To be done » Write the entries out again exactly as they stand, but without the pictures.

The records »
start

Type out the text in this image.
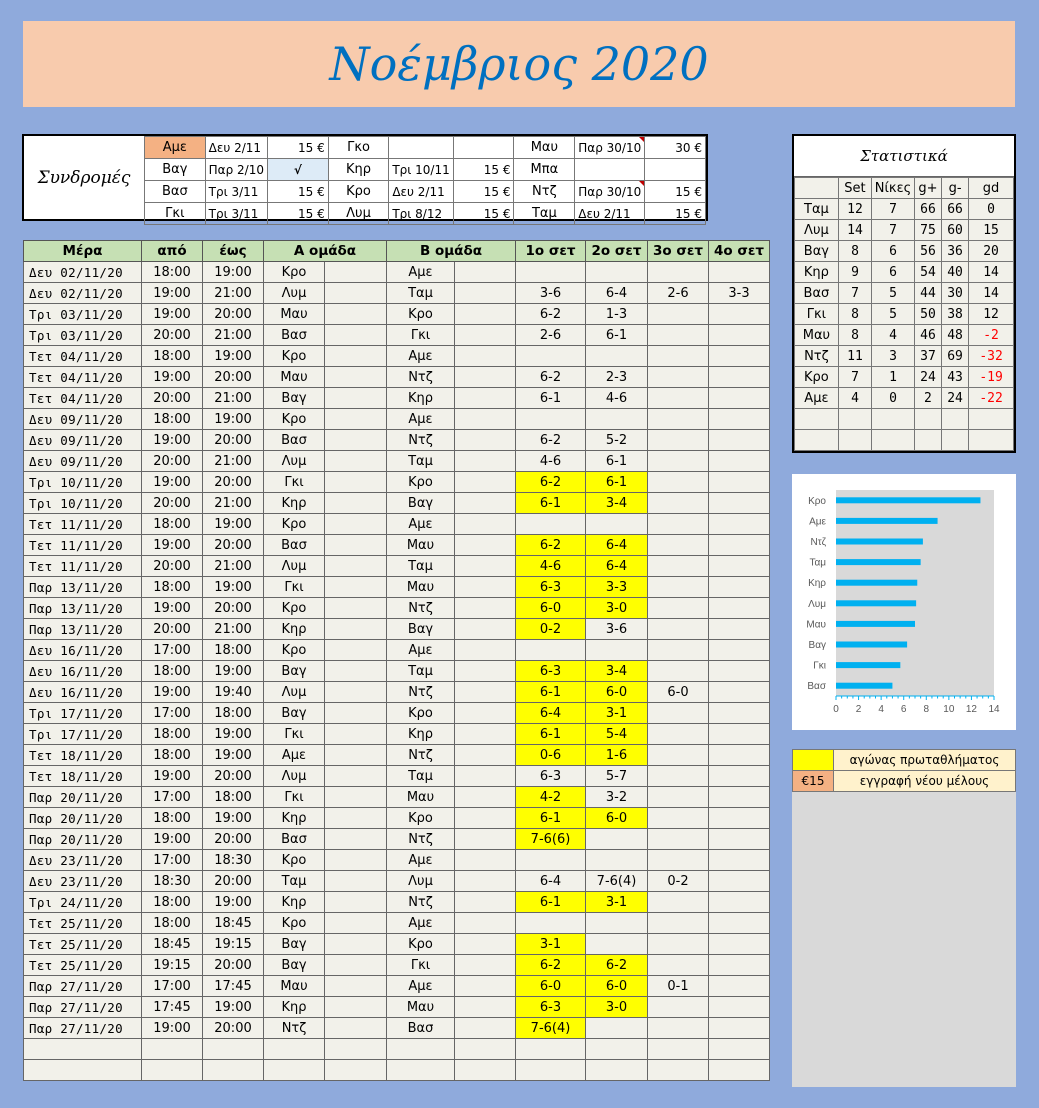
Νοέμβριος 2020
Συνδρομές
Αμε	Δευ 2/11	15 €	Γκο			Μαυ	Παρ 30/10	30 €
Βαγ	Παρ 2/10	√	Κηρ	Τρι 10/11	15 €	Μπα		
Βασ	Τρι 3/11	15 €	Κρο	Δευ 2/11	15 €	Ντζ	Παρ 30/10	15 €
Γκι	Τρι 3/11	15 €	Λυμ	Τρι 8/12	15 €	Ταμ	Δευ 2/11	15 €
Μέρα	από	έως	Α ομάδα		Β ομάδα		1ο σετ	2ο σετ	3ο σετ	4ο σετ
Δευ 02/11/20	18:00	19:00	Κρο		Αμε					
Δευ 02/11/20	19:00	21:00	Λυμ		Ταμ		3-6	6-4	2-6	3-3
Τρι 03/11/20	19:00	20:00	Μαυ		Κρο		6-2	1-3		
Τρι 03/11/20	20:00	21:00	Βασ		Γκι		2-6	6-1		
Τετ 04/11/20	18:00	19:00	Κρο		Αμε					
Τετ 04/11/20	19:00	20:00	Μαυ		Ντζ		6-2	2-3		
Τετ 04/11/20	20:00	21:00	Βαγ		Κηρ		6-1	4-6		
Δευ 09/11/20	18:00	19:00	Κρο		Αμε					
Δευ 09/11/20	19:00	20:00	Βασ		Ντζ		6-2	5-2		
Δευ 09/11/20	20:00	21:00	Λυμ		Ταμ		4-6	6-1		
Τρι 10/11/20	19:00	20:00	Γκι		Κρο		6-2	6-1		
Τρι 10/11/20	20:00	21:00	Κηρ		Βαγ		6-1	3-4		
Τετ 11/11/20	18:00	19:00	Κρο		Αμε					
Τετ 11/11/20	19:00	20:00	Βασ		Μαυ		6-2	6-4		
Τετ 11/11/20	20:00	21:00	Λυμ		Ταμ		4-6	6-4		
Παρ 13/11/20	18:00	19:00	Γκι		Μαυ		6-3	3-3		
Παρ 13/11/20	19:00	20:00	Κρο		Ντζ		6-0	3-0		
Παρ 13/11/20	20:00	21:00	Κηρ		Βαγ		0-2	3-6		
Δευ 16/11/20	17:00	18:00	Κρο		Αμε					
Δευ 16/11/20	18:00	19:00	Βαγ		Ταμ		6-3	3-4		
Δευ 16/11/20	19:00	19:40	Λυμ		Ντζ		6-1	6-0	6-0	
Τρι 17/11/20	17:00	18:00	Βαγ		Κρο		6-4	3-1		
Τρι 17/11/20	18:00	19:00	Γκι		Κηρ		6-1	5-4		
Τετ 18/11/20	18:00	19:00	Αμε		Ντζ		0-6	1-6		
Τετ 18/11/20	19:00	20:00	Λυμ		Ταμ		6-3	5-7		
Παρ 20/11/20	17:00	18:00	Γκι		Μαυ		4-2	3-2		
Παρ 20/11/20	18:00	19:00	Κηρ		Κρο		6-1	6-0		
Παρ 20/11/20	19:00	20:00	Βασ		Ντζ		7-6(6)			
Δευ 23/11/20	17:00	18:30	Κρο		Αμε					
Δευ 23/11/20	18:30	20:00	Ταμ		Λυμ		6-4	7-6(4)	0-2	
Τρι 24/11/20	18:00	19:00	Κηρ		Ντζ		6-1	3-1		
Τετ 25/11/20	18:00	18:45	Κρο		Αμε					
Τετ 25/11/20	18:45	19:15	Βαγ		Κρο		3-1			
Τετ 25/11/20	19:15	20:00	Βαγ		Γκι		6-2	6-2		
Παρ 27/11/20	17:00	17:45	Μαυ		Αμε		6-0	6-0	0-1	
Παρ 27/11/20	17:45	19:00	Κηρ		Μαυ		6-3	3-0		
Παρ 27/11/20	19:00	20:00	Ντζ		Βασ		7-6(4)			

Στατιστικά
	Set	Νίκες	g+	g-	gd
Ταμ	12	7	66	66	0
Λυμ	14	7	75	60	15
Βαγ	8	6	56	36	20
Κηρ	9	6	54	40	14
Βασ	7	5	44	30	14
Γκι	8	5	50	38	12
Μαυ	8	4	46	48	-2
Ντζ	11	3	37	69	-32
Κρο	7	1	24	43	-19
Αμε	4	0	2	24	-22

Κρο
Αμε
Ντζ
Ταμ
Κηρ
Λυμ
Μαυ
Βαγ
Γκι
Βασ
0 2 4 6 8 10 12 14
	αγώνας πρωταθλήματος
€15	εγγραφή νέου μέλους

end

Written answer »
Type out the text in this image.
Νοέμβριος 2020
Συνδρομές
Αμε	Δευ 2/11	15 €	Γκο			Μαυ	Παρ 30/10	30 €
Βαγ	Παρ 2/10	√	Κηρ	Τρι 10/11	15 €	Μπα		
Βασ	Τρι 3/11	15 €	Κρο	Δευ 2/11	15 €	Ντζ	Παρ 30/10	15 €
Γκι	Τρι 3/11	15 €	Λυμ	Τρι 8/12	15 €	Ταμ	Δευ 2/11	15 €
Μέρα	από	έως	Α ομάδα		Β ομάδα		1ο σετ	2ο σετ	3ο σετ	4ο σετ
Δευ 02/11/20	18:00	19:00	Κρο		Αμε					
Δευ 02/11/20	19:00	21:00	Λυμ		Ταμ		3-6	6-4	2-6	3-3
Τρι 03/11/20	19:00	20:00	Μαυ		Κρο		6-2	1-3		
Τρι 03/11/20	20:00	21:00	Βασ		Γκι		2-6	6-1		
Τετ 04/11/20	18:00	19:00	Κρο		Αμε					
Τετ 04/11/20	19:00	20:00	Μαυ		Ντζ		6-2	2-3		
Τετ 04/11/20	20:00	21:00	Βαγ		Κηρ		6-1	4-6		
Δευ 09/11/20	18:00	19:00	Κρο		Αμε					
Δευ 09/11/20	19:00	20:00	Βασ		Ντζ		6-2	5-2		
Δευ 09/11/20	20:00	21:00	Λυμ		Ταμ		4-6	6-1		
Τρι 10/11/20	19:00	20:00	Γκι		Κρο		6-2	6-1		
Τρι 10/11/20	20:00	21:00	Κηρ		Βαγ		6-1	3-4		
Τετ 11/11/20	18:00	19:00	Κρο		Αμε					
Τετ 11/11/20	19:00	20:00	Βασ		Μαυ		6-2	6-4		
Τετ 11/11/20	20:00	21:00	Λυμ		Ταμ		4-6	6-4		
Παρ 13/11/20	18:00	19:00	Γκι		Μαυ		6-3	3-3		
Παρ 13/11/20	19:00	20:00	Κρο		Ντζ		6-0	3-0		
Παρ 13/11/20	20:00	21:00	Κηρ		Βαγ		0-2	3-6		
Δευ 16/11/20	17:00	18:00	Κρο		Αμε					
Δευ 16/11/20	18:00	19:00	Βαγ		Ταμ		6-3	3-4		
Δευ 16/11/20	19:00	19:40	Λυμ		Ντζ		6-1	6-0	6-0	
Τρι 17/11/20	17:00	18:00	Βαγ		Κρο		6-4	3-1		
Τρι 17/11/20	18:00	19:00	Γκι		Κηρ		6-1	5-4		
Τετ 18/11/20	18:00	19:00	Αμε		Ντζ		0-6	1-6		
Τετ 18/11/20	19:00	20:00	Λυμ		Ταμ		6-3	5-7		
Παρ 20/11/20	17:00	18:00	Γκι		Μαυ		4-2	3-2		
Παρ 20/11/20	18:00	19:00	Κηρ		Κρο		6-1	6-0		
Παρ 20/11/20	19:00	20:00	Βασ		Ντζ		7-6(6)			
Δευ 23/11/20	17:00	18:30	Κρο		Αμε					
Δευ 23/11/20	18:30	20:00	Ταμ		Λυμ		6-4	7-6(4)	0-2	
Τρι 24/11/20	18:00	19:00	Κηρ		Ντζ		6-1	3-1		
Τετ 25/11/20	18:00	18:45	Κρο		Αμε					
Τετ 25/11/20	18:45	19:15	Βαγ		Κρο		3-1			
Τετ 25/11/20	19:15	20:00	Βαγ		Γκι		6-2	6-2		
Παρ 27/11/20	17:00	17:45	Μαυ		Αμε		6-0	6-0	0-1	
Παρ 27/11/20	17:45	19:00	Κηρ		Μαυ		6-3	3-0		
Παρ 27/11/20	19:00	20:00	Ντζ		Βασ		7-6(4)			

Στατιστικά
	Set	Νίκες	g+	g-	gd
Ταμ	12	7	66	66	0
Λυμ	14	7	75	60	15
Βαγ	8	6	56	36	20
Κηρ	9	6	54	40	14
Βασ	7	5	44	30	14
Γκι	8	5	50	38	12
Μαυ	8	4	46	48	-2
Ντζ	11	3	37	69	-32
Κρο	7	1	24	43	-19
Αμε	4	0	2	24	-22

Κρο
Αμε
Ντζ
Ταμ
Κηρ
Λυμ
Μαυ
Βαγ
Γκι
Βασ
0 2 4 6 8 10 12 14
	αγώνας πρωταθλήματος
€15	εγγραφή νέου μέλους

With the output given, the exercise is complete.